— start of ENTRIES PROVIDED —

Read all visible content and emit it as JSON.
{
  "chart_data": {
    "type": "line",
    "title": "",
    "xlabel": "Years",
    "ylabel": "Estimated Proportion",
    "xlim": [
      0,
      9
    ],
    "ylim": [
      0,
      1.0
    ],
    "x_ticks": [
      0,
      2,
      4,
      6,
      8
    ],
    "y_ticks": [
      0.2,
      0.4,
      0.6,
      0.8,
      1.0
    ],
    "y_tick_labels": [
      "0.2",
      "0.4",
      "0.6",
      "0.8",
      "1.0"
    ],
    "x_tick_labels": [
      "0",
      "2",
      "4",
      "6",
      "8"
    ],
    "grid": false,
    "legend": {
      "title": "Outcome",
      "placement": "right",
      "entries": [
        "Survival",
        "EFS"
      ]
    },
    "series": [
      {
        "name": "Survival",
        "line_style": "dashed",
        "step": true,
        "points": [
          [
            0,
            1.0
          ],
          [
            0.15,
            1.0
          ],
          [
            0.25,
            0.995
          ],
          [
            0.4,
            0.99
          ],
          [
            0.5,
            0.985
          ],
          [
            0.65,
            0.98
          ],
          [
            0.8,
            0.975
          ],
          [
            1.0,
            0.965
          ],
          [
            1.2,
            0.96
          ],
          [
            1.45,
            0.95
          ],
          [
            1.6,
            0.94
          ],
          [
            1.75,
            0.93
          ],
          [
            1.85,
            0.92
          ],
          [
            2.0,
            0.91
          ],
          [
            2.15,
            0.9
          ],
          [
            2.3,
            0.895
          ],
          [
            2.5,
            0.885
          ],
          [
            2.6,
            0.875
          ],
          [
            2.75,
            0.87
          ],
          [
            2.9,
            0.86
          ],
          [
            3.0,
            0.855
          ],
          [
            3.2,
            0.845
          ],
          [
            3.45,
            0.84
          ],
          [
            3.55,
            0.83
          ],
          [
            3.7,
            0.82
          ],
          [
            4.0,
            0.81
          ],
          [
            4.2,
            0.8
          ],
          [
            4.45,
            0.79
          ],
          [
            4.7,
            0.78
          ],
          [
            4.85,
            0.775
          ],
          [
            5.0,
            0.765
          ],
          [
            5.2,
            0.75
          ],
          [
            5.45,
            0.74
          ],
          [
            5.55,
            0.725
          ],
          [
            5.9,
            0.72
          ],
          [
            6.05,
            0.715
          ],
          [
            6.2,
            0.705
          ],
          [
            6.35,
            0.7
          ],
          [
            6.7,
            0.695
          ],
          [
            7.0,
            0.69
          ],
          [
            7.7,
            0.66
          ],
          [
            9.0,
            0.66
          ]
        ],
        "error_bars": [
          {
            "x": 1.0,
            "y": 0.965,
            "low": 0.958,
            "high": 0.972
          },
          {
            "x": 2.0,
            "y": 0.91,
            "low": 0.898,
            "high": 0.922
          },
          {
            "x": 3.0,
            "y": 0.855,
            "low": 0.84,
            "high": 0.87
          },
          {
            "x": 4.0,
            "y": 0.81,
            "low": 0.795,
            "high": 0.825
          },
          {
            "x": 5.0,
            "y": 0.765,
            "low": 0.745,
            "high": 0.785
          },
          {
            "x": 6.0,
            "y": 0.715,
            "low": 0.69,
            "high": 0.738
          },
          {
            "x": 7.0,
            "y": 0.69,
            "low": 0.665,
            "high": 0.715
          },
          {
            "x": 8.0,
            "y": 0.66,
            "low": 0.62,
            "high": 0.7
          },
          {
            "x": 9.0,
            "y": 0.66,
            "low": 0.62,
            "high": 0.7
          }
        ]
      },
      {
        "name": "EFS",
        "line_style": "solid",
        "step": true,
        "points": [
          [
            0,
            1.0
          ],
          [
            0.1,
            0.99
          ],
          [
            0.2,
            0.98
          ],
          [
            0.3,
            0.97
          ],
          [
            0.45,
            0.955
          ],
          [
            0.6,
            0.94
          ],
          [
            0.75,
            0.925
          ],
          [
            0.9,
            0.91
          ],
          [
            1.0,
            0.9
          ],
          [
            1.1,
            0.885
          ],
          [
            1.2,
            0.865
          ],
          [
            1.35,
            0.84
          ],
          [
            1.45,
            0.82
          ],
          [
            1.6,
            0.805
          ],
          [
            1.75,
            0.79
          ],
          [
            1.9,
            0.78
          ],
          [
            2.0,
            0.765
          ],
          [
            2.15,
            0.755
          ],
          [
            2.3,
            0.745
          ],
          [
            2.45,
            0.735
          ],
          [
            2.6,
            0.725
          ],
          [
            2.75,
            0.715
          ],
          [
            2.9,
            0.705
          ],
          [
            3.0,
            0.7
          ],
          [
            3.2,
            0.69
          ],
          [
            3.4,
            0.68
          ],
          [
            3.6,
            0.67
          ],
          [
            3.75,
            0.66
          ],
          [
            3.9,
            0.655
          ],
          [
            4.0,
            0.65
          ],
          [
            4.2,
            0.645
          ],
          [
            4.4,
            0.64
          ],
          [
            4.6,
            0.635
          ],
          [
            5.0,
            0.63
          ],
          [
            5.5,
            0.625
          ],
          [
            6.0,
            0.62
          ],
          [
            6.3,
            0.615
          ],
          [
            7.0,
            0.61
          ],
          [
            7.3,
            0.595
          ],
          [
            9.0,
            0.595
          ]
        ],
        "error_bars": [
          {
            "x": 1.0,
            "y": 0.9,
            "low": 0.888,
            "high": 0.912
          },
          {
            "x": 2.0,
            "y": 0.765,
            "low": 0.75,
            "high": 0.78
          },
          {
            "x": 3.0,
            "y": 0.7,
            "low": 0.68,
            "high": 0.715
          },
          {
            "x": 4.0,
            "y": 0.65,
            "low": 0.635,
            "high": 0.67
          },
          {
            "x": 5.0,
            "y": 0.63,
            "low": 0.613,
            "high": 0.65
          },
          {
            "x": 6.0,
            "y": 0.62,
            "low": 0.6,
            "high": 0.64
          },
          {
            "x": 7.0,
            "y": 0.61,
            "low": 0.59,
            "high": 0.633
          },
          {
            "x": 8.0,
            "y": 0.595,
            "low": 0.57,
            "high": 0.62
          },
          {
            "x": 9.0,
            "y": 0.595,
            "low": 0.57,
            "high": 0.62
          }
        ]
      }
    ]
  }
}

— end of ENTRIES PROVIDED —

Copy out the material above in its entirety. Every detail must match.

WORKED SOLUTION
Read all visible content and emit it as JSON.
{
  "chart_data": {
    "type": "line",
    "title": "",
    "xlabel": "Years",
    "ylabel": "Estimated Proportion",
    "xlim": [
      0,
      9
    ],
    "ylim": [
      0,
      1.0
    ],
    "x_ticks": [
      0,
      2,
      4,
      6,
      8
    ],
    "y_ticks": [
      0.2,
      0.4,
      0.6,
      0.8,
      1.0
    ],
    "y_tick_labels": [
      "0.2",
      "0.4",
      "0.6",
      "0.8",
      "1.0"
    ],
    "x_tick_labels": [
      "0",
      "2",
      "4",
      "6",
      "8"
    ],
    "grid": false,
    "legend": {
      "title": "Outcome",
      "placement": "right",
      "entries": [
        "Survival",
        "EFS"
      ]
    },
    "series": [
      {
        "name": "Survival",
        "line_style": "dashed",
        "step": true,
        "points": [
          [
            0,
            1.0
          ],
          [
            0.15,
            1.0
          ],
          [
            0.25,
            0.995
          ],
          [
            0.4,
            0.99
          ],
          [
            0.5,
            0.985
          ],
          [
            0.65,
            0.98
          ],
          [
            0.8,
            0.975
          ],
          [
            1.0,
            0.965
          ],
          [
            1.2,
            0.96
          ],
          [
            1.45,
            0.95
          ],
          [
            1.6,
            0.94
          ],
          [
            1.75,
            0.93
          ],
          [
            1.85,
            0.92
          ],
          [
            2.0,
            0.91
          ],
          [
            2.15,
            0.9
          ],
          [
            2.3,
            0.895
          ],
          [
            2.5,
            0.885
          ],
          [
            2.6,
            0.875
          ],
          [
            2.75,
            0.87
          ],
          [
            2.9,
            0.86
          ],
          [
            3.0,
            0.855
          ],
          [
            3.2,
            0.845
          ],
          [
            3.45,
            0.84
          ],
          [
            3.55,
            0.83
          ],
          [
            3.7,
            0.82
          ],
          [
            4.0,
            0.81
          ],
          [
            4.2,
            0.8
          ],
          [
            4.45,
            0.79
          ],
          [
            4.7,
            0.78
          ],
          [
            4.85,
            0.775
          ],
          [
            5.0,
            0.765
          ],
          [
            5.2,
            0.75
          ],
          [
            5.45,
            0.74
          ],
          [
            5.55,
            0.725
          ],
          [
            5.9,
            0.72
          ],
          [
            6.05,
            0.715
          ],
          [
            6.2,
            0.705
          ],
          [
            6.35,
            0.7
          ],
          [
            6.7,
            0.695
          ],
          [
            7.0,
            0.69
          ],
          [
            7.7,
            0.66
          ],
          [
            9.0,
            0.66
          ]
        ],
        "error_bars": [
          {
            "x": 1.0,
            "y": 0.965,
            "low": 0.958,
            "high": 0.972
          },
          {
            "x": 2.0,
            "y": 0.91,
            "low": 0.898,
            "high": 0.922
          },
          {
            "x": 3.0,
            "y": 0.855,
            "low": 0.84,
            "high": 0.87
          },
          {
            "x": 4.0,
            "y": 0.81,
            "low": 0.795,
            "high": 0.825
          },
          {
            "x": 5.0,
            "y": 0.765,
            "low": 0.745,
            "high": 0.785
          },
          {
            "x": 6.0,
            "y": 0.715,
            "low": 0.69,
            "high": 0.738
          },
          {
            "x": 7.0,
            "y": 0.69,
            "low": 0.665,
            "high": 0.715
          },
          {
            "x": 8.0,
            "y": 0.66,
            "low": 0.62,
            "high": 0.7
          },
          {
            "x": 9.0,
            "y": 0.66,
            "low": 0.62,
            "high": 0.7
          }
        ]
      },
      {
        "name": "EFS",
        "line_style": "solid",
        "step": true,
        "points": [
          [
            0,
            1.0
          ],
          [
            0.1,
            0.99
          ],
          [
            0.2,
            0.98
          ],
          [
            0.3,
            0.97
          ],
          [
            0.45,
            0.955
          ],
          [
            0.6,
            0.94
          ],
          [
            0.75,
            0.925
          ],
          [
            0.9,
            0.91
          ],
          [
            1.0,
            0.9
          ],
          [
            1.1,
            0.885
          ],
          [
            1.2,
            0.865
          ],
          [
            1.35,
            0.84
          ],
          [
            1.45,
            0.82
          ],
          [
            1.6,
            0.805
          ],
          [
            1.75,
            0.79
          ],
          [
            1.9,
            0.78
          ],
          [
            2.0,
            0.765
          ],
          [
            2.15,
            0.755
          ],
          [
            2.3,
            0.745
          ],
          [
            2.45,
            0.735
          ],
          [
            2.6,
            0.725
          ],
          [
            2.75,
            0.715
          ],
          [
            2.9,
            0.705
          ],
          [
            3.0,
            0.7
          ],
          [
            3.2,
            0.69
          ],
          [
            3.4,
            0.68
          ],
          [
            3.6,
            0.67
          ],
          [
            3.75,
            0.66
          ],
          [
            3.9,
            0.655
          ],
          [
            4.0,
            0.65
          ],
          [
            4.2,
            0.645
          ],
          [
            4.4,
            0.64
          ],
          [
            4.6,
            0.635
          ],
          [
            5.0,
            0.63
          ],
          [
            5.5,
            0.625
          ],
          [
            6.0,
            0.62
          ],
          [
            6.3,
            0.615
          ],
          [
            7.0,
            0.61
          ],
          [
            7.3,
            0.595
          ],
          [
            9.0,
            0.595
          ]
        ],
        "error_bars": [
          {
            "x": 1.0,
            "y": 0.9,
            "low": 0.888,
            "high": 0.912
          },
          {
            "x": 2.0,
            "y": 0.765,
            "low": 0.75,
            "high": 0.78
          },
          {
            "x": 3.0,
            "y": 0.7,
            "low": 0.68,
            "high": 0.715
          },
          {
            "x": 4.0,
            "y": 0.65,
            "low": 0.635,
            "high": 0.67
          },
          {
            "x": 5.0,
            "y": 0.63,
            "low": 0.613,
            "high": 0.65
          },
          {
            "x": 6.0,
            "y": 0.62,
            "low": 0.6,
            "high": 0.64
          },
          {
            "x": 7.0,
            "y": 0.61,
            "low": 0.59,
            "high": 0.633
          },
          {
            "x": 8.0,
            "y": 0.595,
            "low": 0.57,
            "high": 0.62
          },
          {
            "x": 9.0,
            "y": 0.595,
            "low": 0.57,
            "high": 0.62
          }
        ]
      }
    ]
  }
}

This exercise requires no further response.